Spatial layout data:
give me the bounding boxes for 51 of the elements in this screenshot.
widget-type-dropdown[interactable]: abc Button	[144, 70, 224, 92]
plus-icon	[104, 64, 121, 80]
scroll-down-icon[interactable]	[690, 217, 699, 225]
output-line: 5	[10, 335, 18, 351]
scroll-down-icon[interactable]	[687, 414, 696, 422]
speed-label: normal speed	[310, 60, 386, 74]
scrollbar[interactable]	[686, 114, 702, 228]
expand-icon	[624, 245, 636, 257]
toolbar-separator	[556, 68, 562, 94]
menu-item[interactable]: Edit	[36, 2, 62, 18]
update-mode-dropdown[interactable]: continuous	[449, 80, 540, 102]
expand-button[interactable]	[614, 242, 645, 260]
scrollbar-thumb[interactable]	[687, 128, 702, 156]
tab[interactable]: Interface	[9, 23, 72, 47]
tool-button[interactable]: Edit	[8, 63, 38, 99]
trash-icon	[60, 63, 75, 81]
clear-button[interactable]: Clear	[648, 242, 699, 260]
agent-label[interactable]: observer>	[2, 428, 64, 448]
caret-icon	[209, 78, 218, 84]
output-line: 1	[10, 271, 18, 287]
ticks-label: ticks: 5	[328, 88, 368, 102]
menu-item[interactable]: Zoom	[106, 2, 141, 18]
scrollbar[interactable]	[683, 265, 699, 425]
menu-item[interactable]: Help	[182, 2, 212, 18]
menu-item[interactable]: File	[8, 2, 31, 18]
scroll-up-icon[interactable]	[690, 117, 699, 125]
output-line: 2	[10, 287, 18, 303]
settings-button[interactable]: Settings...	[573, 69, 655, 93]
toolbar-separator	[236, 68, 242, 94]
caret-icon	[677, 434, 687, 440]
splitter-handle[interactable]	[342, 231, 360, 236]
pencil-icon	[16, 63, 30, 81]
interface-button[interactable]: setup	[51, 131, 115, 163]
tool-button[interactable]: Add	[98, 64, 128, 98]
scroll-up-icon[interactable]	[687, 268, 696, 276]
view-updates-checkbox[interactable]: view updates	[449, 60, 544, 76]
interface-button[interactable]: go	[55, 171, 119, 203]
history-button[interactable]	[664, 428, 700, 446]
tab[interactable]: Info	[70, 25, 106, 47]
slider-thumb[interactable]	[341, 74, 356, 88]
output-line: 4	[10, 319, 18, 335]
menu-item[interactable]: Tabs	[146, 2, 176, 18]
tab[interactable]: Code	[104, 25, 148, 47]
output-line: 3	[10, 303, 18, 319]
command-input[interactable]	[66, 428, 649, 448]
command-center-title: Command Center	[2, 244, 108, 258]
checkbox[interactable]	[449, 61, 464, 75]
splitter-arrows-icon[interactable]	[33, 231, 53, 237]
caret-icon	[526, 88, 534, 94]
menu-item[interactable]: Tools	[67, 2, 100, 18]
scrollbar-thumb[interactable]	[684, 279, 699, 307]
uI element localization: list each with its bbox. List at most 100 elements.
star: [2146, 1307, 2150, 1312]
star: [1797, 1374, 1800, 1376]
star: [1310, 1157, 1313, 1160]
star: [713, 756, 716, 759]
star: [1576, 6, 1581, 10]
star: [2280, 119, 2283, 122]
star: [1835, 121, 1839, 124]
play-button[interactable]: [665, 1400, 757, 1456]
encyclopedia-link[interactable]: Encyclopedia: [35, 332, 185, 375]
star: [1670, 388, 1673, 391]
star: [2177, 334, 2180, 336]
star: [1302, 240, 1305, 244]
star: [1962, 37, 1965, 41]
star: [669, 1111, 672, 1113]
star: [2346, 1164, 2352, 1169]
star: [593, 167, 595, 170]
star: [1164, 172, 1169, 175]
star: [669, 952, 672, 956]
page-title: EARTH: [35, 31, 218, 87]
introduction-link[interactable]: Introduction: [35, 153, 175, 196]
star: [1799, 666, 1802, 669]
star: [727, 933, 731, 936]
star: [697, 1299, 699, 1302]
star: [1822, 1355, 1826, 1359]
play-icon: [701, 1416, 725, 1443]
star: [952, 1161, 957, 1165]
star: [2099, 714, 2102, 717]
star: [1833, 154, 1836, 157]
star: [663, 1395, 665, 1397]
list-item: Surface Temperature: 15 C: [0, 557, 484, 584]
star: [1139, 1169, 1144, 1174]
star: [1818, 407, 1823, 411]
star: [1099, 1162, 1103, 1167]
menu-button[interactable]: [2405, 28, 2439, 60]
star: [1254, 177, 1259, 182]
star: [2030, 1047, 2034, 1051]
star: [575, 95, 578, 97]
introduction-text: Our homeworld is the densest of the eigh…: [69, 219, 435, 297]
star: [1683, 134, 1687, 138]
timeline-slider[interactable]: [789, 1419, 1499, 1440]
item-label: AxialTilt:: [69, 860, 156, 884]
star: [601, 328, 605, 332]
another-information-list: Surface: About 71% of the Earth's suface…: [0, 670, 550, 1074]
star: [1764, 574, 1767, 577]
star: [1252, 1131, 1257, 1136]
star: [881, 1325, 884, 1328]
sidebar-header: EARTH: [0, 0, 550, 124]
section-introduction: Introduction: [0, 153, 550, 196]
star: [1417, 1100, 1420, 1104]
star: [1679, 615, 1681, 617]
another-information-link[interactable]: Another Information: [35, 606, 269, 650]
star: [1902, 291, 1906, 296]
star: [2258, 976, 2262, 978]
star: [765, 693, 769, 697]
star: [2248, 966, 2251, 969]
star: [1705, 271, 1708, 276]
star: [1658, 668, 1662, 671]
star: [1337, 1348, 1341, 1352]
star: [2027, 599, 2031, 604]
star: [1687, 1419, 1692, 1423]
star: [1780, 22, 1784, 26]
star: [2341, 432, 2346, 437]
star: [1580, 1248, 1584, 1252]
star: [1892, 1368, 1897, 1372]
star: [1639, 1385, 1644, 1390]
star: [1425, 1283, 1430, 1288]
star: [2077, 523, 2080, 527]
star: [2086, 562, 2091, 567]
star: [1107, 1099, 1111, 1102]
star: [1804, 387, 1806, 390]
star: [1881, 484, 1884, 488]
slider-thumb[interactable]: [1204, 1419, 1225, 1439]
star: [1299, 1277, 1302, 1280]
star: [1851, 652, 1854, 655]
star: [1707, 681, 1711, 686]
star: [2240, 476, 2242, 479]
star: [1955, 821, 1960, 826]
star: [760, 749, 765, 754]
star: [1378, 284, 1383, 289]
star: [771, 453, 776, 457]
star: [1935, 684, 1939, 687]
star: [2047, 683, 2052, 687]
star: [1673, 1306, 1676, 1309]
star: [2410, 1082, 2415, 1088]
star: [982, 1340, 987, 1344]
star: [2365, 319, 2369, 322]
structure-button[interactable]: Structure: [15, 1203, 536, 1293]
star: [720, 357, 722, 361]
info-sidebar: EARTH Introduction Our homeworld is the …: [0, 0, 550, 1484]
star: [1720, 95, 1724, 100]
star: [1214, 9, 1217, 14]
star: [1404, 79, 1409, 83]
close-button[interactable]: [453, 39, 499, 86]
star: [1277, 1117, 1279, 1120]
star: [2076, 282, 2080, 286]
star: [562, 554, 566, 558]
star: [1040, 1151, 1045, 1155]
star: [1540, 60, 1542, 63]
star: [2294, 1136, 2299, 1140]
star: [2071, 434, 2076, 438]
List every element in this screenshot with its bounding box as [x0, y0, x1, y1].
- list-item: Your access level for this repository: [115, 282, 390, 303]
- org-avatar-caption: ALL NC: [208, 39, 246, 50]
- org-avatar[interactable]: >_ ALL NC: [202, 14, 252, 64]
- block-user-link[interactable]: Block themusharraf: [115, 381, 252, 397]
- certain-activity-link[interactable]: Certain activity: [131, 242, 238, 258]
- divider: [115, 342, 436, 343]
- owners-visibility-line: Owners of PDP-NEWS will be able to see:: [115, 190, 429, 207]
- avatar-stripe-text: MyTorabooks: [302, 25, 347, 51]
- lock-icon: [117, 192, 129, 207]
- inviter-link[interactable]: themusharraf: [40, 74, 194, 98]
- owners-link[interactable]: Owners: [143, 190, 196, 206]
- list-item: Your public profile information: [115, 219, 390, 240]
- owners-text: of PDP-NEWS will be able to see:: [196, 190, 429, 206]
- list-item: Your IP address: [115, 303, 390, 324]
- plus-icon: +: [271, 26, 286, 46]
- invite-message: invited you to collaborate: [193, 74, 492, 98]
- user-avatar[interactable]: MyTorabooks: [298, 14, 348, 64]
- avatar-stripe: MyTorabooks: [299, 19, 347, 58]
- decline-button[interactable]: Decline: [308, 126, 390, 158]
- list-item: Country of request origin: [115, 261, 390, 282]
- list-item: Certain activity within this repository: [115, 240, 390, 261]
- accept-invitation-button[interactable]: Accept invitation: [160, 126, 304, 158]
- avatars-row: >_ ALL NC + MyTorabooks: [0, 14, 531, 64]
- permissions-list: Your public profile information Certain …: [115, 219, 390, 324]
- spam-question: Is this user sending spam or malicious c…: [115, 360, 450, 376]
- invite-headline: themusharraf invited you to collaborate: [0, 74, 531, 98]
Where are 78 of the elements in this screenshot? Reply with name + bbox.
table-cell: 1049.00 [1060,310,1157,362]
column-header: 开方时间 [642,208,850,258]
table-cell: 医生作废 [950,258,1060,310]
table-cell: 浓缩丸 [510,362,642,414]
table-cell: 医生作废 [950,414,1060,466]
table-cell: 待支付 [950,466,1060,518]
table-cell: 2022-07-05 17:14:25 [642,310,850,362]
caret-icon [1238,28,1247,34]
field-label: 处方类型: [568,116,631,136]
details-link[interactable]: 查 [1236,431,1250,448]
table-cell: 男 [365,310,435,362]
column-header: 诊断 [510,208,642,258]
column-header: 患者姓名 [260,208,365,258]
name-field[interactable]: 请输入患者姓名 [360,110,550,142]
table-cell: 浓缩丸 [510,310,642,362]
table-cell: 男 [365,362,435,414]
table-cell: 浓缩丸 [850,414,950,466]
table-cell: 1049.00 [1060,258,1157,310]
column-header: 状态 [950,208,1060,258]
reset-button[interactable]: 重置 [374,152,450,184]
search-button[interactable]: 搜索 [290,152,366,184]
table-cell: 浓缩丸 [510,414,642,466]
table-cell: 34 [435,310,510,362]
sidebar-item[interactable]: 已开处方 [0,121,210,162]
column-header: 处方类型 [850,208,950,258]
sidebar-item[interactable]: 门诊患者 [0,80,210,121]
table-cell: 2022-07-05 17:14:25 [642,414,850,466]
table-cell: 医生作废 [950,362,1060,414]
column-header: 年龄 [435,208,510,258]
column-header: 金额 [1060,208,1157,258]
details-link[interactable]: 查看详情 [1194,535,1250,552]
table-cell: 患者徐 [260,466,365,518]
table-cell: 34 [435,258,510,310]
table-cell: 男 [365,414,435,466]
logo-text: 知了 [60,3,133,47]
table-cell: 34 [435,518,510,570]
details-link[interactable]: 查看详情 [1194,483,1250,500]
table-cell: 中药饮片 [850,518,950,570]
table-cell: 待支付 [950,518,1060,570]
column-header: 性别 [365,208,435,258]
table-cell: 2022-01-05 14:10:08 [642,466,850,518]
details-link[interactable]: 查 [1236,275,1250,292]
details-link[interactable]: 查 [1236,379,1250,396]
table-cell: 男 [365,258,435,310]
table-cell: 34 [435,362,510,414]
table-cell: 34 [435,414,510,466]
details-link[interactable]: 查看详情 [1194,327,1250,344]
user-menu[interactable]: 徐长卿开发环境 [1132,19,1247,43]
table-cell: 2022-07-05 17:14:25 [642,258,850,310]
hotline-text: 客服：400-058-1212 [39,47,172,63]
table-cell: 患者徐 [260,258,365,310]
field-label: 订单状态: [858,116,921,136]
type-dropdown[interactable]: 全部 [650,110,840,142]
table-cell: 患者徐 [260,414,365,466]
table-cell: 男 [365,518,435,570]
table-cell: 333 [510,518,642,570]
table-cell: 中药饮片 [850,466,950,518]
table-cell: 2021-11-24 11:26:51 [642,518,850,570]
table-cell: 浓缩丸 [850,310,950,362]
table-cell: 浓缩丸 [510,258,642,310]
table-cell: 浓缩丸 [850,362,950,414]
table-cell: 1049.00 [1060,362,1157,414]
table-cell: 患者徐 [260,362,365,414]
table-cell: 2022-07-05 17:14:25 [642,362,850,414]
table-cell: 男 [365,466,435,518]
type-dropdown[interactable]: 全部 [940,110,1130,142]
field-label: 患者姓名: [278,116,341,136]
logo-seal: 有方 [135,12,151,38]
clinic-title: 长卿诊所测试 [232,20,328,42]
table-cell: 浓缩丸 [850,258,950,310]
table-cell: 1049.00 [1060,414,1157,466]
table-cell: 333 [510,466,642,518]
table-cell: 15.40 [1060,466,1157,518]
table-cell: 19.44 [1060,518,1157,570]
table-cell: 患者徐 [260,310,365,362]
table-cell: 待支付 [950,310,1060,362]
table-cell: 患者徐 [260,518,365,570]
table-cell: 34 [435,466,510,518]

● WORK TO BE COMPLETED: Reproduce the material word for word from its first line up to and including the line containing "114, 702, 228]".

● OUTPUT FOR THIS EXERCISE:
give me the bounding boxes for 51 of the elements in this screenshot.
widget-type-dropdown[interactable]: abc Button	[144, 70, 224, 92]
plus-icon	[104, 64, 121, 80]
scroll-down-icon[interactable]	[690, 217, 699, 225]
output-line: 5	[10, 335, 18, 351]
scroll-down-icon[interactable]	[687, 414, 696, 422]
speed-label: normal speed	[310, 60, 386, 74]
scrollbar[interactable]	[686, 114, 702, 228]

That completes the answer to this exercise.